- Task inputs:
....................

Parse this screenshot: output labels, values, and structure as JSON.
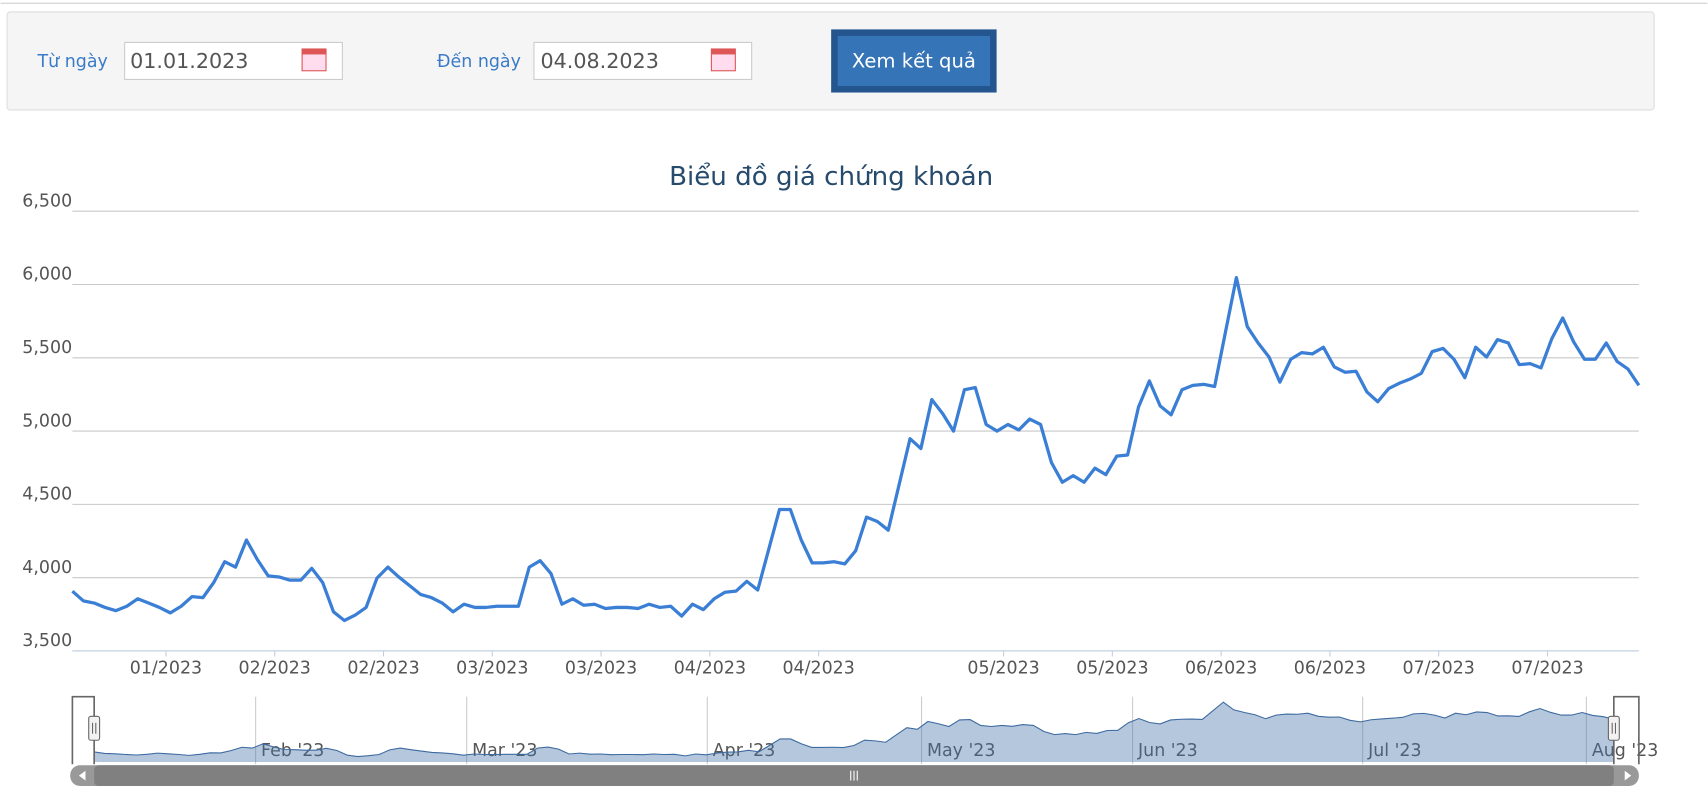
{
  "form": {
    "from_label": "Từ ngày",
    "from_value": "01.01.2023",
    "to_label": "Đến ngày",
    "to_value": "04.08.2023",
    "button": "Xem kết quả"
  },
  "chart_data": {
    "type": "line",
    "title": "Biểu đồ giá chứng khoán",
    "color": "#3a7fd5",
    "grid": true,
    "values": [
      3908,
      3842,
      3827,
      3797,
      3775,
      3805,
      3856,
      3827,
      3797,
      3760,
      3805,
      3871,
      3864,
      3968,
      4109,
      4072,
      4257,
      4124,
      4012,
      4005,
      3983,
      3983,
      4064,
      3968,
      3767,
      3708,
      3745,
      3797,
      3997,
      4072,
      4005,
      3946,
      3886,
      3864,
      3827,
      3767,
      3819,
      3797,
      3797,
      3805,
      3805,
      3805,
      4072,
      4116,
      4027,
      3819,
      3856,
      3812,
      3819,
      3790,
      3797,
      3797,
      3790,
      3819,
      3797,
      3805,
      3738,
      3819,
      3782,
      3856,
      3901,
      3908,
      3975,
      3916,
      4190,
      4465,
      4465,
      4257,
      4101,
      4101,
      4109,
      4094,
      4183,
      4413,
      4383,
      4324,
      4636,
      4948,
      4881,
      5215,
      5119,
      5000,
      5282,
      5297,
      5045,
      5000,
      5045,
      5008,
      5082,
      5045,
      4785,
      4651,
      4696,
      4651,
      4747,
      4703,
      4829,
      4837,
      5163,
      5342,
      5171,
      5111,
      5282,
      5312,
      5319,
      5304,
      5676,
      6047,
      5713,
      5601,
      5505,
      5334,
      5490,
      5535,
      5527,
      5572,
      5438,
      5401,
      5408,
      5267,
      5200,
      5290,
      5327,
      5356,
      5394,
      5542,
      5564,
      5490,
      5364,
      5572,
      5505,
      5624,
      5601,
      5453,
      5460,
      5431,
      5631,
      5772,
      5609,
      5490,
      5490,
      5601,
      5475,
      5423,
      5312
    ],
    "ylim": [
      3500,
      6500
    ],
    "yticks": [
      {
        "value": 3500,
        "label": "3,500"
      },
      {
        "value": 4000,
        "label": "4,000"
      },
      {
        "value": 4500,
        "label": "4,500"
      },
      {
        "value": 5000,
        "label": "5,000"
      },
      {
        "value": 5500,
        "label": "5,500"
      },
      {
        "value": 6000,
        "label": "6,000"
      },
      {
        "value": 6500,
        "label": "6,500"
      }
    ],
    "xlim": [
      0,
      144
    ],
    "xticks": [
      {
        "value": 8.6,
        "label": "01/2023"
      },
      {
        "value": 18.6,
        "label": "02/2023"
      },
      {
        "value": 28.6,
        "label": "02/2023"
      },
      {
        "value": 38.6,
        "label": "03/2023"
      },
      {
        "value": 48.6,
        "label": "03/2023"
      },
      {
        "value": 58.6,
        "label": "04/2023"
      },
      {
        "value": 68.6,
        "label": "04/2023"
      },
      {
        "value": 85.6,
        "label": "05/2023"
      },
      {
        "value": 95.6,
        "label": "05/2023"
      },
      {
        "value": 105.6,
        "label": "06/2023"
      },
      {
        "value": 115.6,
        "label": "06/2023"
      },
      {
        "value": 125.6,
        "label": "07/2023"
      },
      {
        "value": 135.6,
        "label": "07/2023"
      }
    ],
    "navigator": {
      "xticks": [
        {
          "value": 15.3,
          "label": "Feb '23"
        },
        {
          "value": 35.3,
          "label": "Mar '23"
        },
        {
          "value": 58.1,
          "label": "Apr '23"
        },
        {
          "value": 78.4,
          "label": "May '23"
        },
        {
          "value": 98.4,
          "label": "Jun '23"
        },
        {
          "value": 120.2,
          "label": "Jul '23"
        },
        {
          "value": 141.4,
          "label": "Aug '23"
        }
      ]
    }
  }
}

....................

- Exercise:
From the entries above, output every line exactly and omit any image.

- Solution:
Parse this screenshot: output labels, values, and structure as JSON.
{
  "form": {
    "from_label": "Từ ngày",
    "from_value": "01.01.2023",
    "to_label": "Đến ngày",
    "to_value": "04.08.2023",
    "button": "Xem kết quả"
  },
  "chart_data": {
    "type": "line",
    "title": "Biểu đồ giá chứng khoán",
    "color": "#3a7fd5",
    "grid": true,
    "values": [
      3908,
      3842,
      3827,
      3797,
      3775,
      3805,
      3856,
      3827,
      3797,
      3760,
      3805,
      3871,
      3864,
      3968,
      4109,
      4072,
      4257,
      4124,
      4012,
      4005,
      3983,
      3983,
      4064,
      3968,
      3767,
      3708,
      3745,
      3797,
      3997,
      4072,
      4005,
      3946,
      3886,
      3864,
      3827,
      3767,
      3819,
      3797,
      3797,
      3805,
      3805,
      3805,
      4072,
      4116,
      4027,
      3819,
      3856,
      3812,
      3819,
      3790,
      3797,
      3797,
      3790,
      3819,
      3797,
      3805,
      3738,
      3819,
      3782,
      3856,
      3901,
      3908,
      3975,
      3916,
      4190,
      4465,
      4465,
      4257,
      4101,
      4101,
      4109,
      4094,
      4183,
      4413,
      4383,
      4324,
      4636,
      4948,
      4881,
      5215,
      5119,
      5000,
      5282,
      5297,
      5045,
      5000,
      5045,
      5008,
      5082,
      5045,
      4785,
      4651,
      4696,
      4651,
      4747,
      4703,
      4829,
      4837,
      5163,
      5342,
      5171,
      5111,
      5282,
      5312,
      5319,
      5304,
      5676,
      6047,
      5713,
      5601,
      5505,
      5334,
      5490,
      5535,
      5527,
      5572,
      5438,
      5401,
      5408,
      5267,
      5200,
      5290,
      5327,
      5356,
      5394,
      5542,
      5564,
      5490,
      5364,
      5572,
      5505,
      5624,
      5601,
      5453,
      5460,
      5431,
      5631,
      5772,
      5609,
      5490,
      5490,
      5601,
      5475,
      5423,
      5312
    ],
    "ylim": [
      3500,
      6500
    ],
    "yticks": [
      {
        "value": 3500,
        "label": "3,500"
      },
      {
        "value": 4000,
        "label": "4,000"
      },
      {
        "value": 4500,
        "label": "4,500"
      },
      {
        "value": 5000,
        "label": "5,000"
      },
      {
        "value": 5500,
        "label": "5,500"
      },
      {
        "value": 6000,
        "label": "6,000"
      },
      {
        "value": 6500,
        "label": "6,500"
      }
    ],
    "xlim": [
      0,
      144
    ],
    "xticks": [
      {
        "value": 8.6,
        "label": "01/2023"
      },
      {
        "value": 18.6,
        "label": "02/2023"
      },
      {
        "value": 28.6,
        "label": "02/2023"
      },
      {
        "value": 38.6,
        "label": "03/2023"
      },
      {
        "value": 48.6,
        "label": "03/2023"
      },
      {
        "value": 58.6,
        "label": "04/2023"
      },
      {
        "value": 68.6,
        "label": "04/2023"
      },
      {
        "value": 85.6,
        "label": "05/2023"
      },
      {
        "value": 95.6,
        "label": "05/2023"
      },
      {
        "value": 105.6,
        "label": "06/2023"
      },
      {
        "value": 115.6,
        "label": "06/2023"
      },
      {
        "value": 125.6,
        "label": "07/2023"
      },
      {
        "value": 135.6,
        "label": "07/2023"
      }
    ],
    "navigator": {
      "xticks": [
        {
          "value": 15.3,
          "label": "Feb '23"
        },
        {
          "value": 35.3,
          "label": "Mar '23"
        },
        {
          "value": 58.1,
          "label": "Apr '23"
        },
        {
          "value": 78.4,
          "label": "May '23"
        },
        {
          "value": 98.4,
          "label": "Jun '23"
        },
        {
          "value": 120.2,
          "label": "Jul '23"
        },
        {
          "value": 141.4,
          "label": "Aug '23"
        }
      ]
    }
  }
}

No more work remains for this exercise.